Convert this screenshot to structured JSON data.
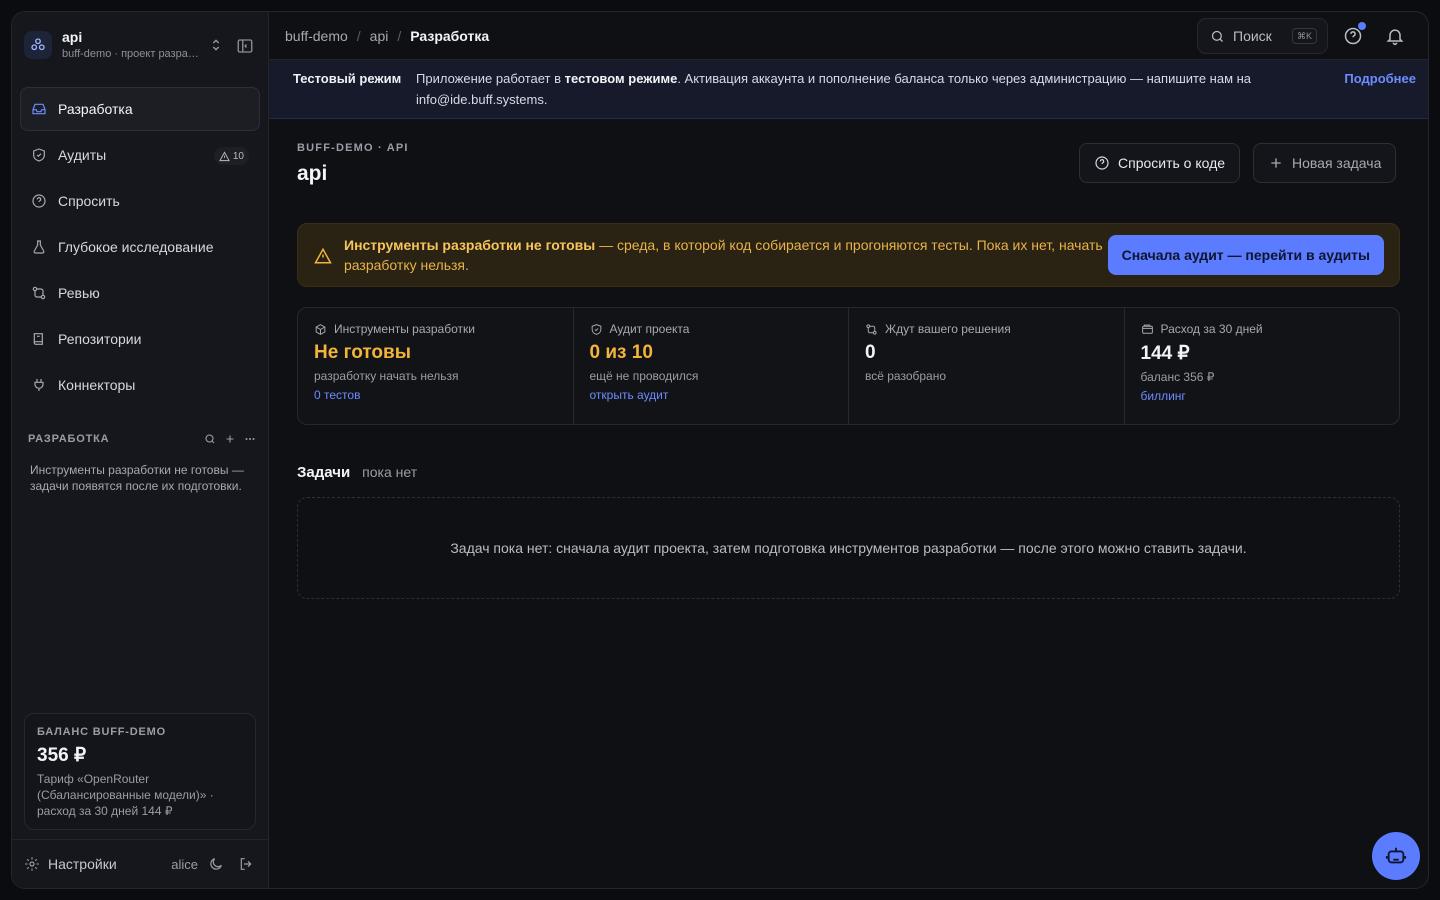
{
  "project": {
    "name": "api",
    "subtitle": "buff-demo · проект разработки"
  },
  "nav": [
    {
      "label": "Разработка",
      "icon": "inbox-icon",
      "active": true
    },
    {
      "label": "Аудиты",
      "icon": "shield-icon",
      "badge": "10"
    },
    {
      "label": "Спросить",
      "icon": "question-circle-icon"
    },
    {
      "label": "Глубокое исследование",
      "icon": "flask-icon"
    },
    {
      "label": "Ревью",
      "icon": "git-compare-icon"
    },
    {
      "label": "Репозитории",
      "icon": "repo-icon"
    },
    {
      "label": "Коннекторы",
      "icon": "plug-icon"
    }
  ],
  "section": {
    "title": "РАЗРАБОТКА",
    "note": "Инструменты разработки не готовы — задачи появятся после их подготовки."
  },
  "balance": {
    "title": "БАЛАНС BUFF-DEMO",
    "amount": "356 ₽",
    "note": "Тариф «OpenRouter (Сбалансированные модели)» · расход за 30 дней 144 ₽"
  },
  "footer": {
    "settings": "Настройки",
    "user": "alice"
  },
  "breadcrumb": [
    "buff-demo",
    "api",
    "Разработка"
  ],
  "search": {
    "label": "Поиск",
    "shortcut": "⌘K"
  },
  "test_banner": {
    "label": "Тестовый режим",
    "text_1": "Приложение работает в ",
    "text_bold": "тестовом режиме",
    "text_2": ". Активация аккаунта и пополнение баланса только через администрацию — напишите нам на info@ide.buff.systems.",
    "more": "Подробнее"
  },
  "page": {
    "eyebrow": "BUFF-DEMO · API",
    "title": "api",
    "ask_button": "Спросить о коде",
    "new_task_button": "Новая задача"
  },
  "warning": {
    "bold": "Инструменты разработки не готовы",
    "text": " — среда, в которой код собирается и прогоняются тесты. Пока их нет, начать разработку нельзя.",
    "button": "Сначала аудит — перейти в аудиты"
  },
  "stats": [
    {
      "label": "Инструменты разработки",
      "icon": "cube-icon",
      "value": "Не готовы",
      "sub": "разработку начать нельзя",
      "link": "0 тестов",
      "accent": "#f2b43a"
    },
    {
      "label": "Аудит проекта",
      "icon": "shield-check-icon",
      "value": "0 из 10",
      "sub": "ещё не проводился",
      "link": "открыть аудит",
      "accent": "#f2b43a"
    },
    {
      "label": "Ждут вашего решения",
      "icon": "git-compare-icon",
      "value": "0",
      "sub": "всё разобрано",
      "link": ""
    },
    {
      "label": "Расход за 30 дней",
      "icon": "wallet-icon",
      "value": "144 ₽",
      "sub": "баланс 356 ₽",
      "link": "биллинг"
    }
  ],
  "tasks": {
    "title": "Задачи",
    "count": "пока нет",
    "empty": "Задач пока нет: сначала аудит проекта, затем подготовка инструментов разработки — после этого можно ставить задачи."
  },
  "colors": {
    "accent": "#5b7cff",
    "warning": "#f2b43a"
  }
}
----------------
What is asked:
Your task is to copy the entries in full and exactly, without any images.

Full output:
Convert this screenshot to structured JSON data.
{
  "project": {
    "name": "api",
    "subtitle": "buff-demo · проект разработки"
  },
  "nav": [
    {
      "label": "Разработка",
      "icon": "inbox-icon",
      "active": true
    },
    {
      "label": "Аудиты",
      "icon": "shield-icon",
      "badge": "10"
    },
    {
      "label": "Спросить",
      "icon": "question-circle-icon"
    },
    {
      "label": "Глубокое исследование",
      "icon": "flask-icon"
    },
    {
      "label": "Ревью",
      "icon": "git-compare-icon"
    },
    {
      "label": "Репозитории",
      "icon": "repo-icon"
    },
    {
      "label": "Коннекторы",
      "icon": "plug-icon"
    }
  ],
  "section": {
    "title": "РАЗРАБОТКА",
    "note": "Инструменты разработки не готовы — задачи появятся после их подготовки."
  },
  "balance": {
    "title": "БАЛАНС BUFF-DEMO",
    "amount": "356 ₽",
    "note": "Тариф «OpenRouter (Сбалансированные модели)» · расход за 30 дней 144 ₽"
  },
  "footer": {
    "settings": "Настройки",
    "user": "alice"
  },
  "breadcrumb": [
    "buff-demo",
    "api",
    "Разработка"
  ],
  "search": {
    "label": "Поиск",
    "shortcut": "⌘K"
  },
  "test_banner": {
    "label": "Тестовый режим",
    "text_1": "Приложение работает в ",
    "text_bold": "тестовом режиме",
    "text_2": ". Активация аккаунта и пополнение баланса только через администрацию — напишите нам на info@ide.buff.systems.",
    "more": "Подробнее"
  },
  "page": {
    "eyebrow": "BUFF-DEMO · API",
    "title": "api",
    "ask_button": "Спросить о коде",
    "new_task_button": "Новая задача"
  },
  "warning": {
    "bold": "Инструменты разработки не готовы",
    "text": " — среда, в которой код собирается и прогоняются тесты. Пока их нет, начать разработку нельзя.",
    "button": "Сначала аудит — перейти в аудиты"
  },
  "stats": [
    {
      "label": "Инструменты разработки",
      "icon": "cube-icon",
      "value": "Не готовы",
      "sub": "разработку начать нельзя",
      "link": "0 тестов",
      "accent": "#f2b43a"
    },
    {
      "label": "Аудит проекта",
      "icon": "shield-check-icon",
      "value": "0 из 10",
      "sub": "ещё не проводился",
      "link": "открыть аудит",
      "accent": "#f2b43a"
    },
    {
      "label": "Ждут вашего решения",
      "icon": "git-compare-icon",
      "value": "0",
      "sub": "всё разобрано",
      "link": ""
    },
    {
      "label": "Расход за 30 дней",
      "icon": "wallet-icon",
      "value": "144 ₽",
      "sub": "баланс 356 ₽",
      "link": "биллинг"
    }
  ],
  "tasks": {
    "title": "Задачи",
    "count": "пока нет",
    "empty": "Задач пока нет: сначала аудит проекта, затем подготовка инструментов разработки — после этого можно ставить задачи."
  },
  "colors": {
    "accent": "#5b7cff",
    "warning": "#f2b43a"
  }
}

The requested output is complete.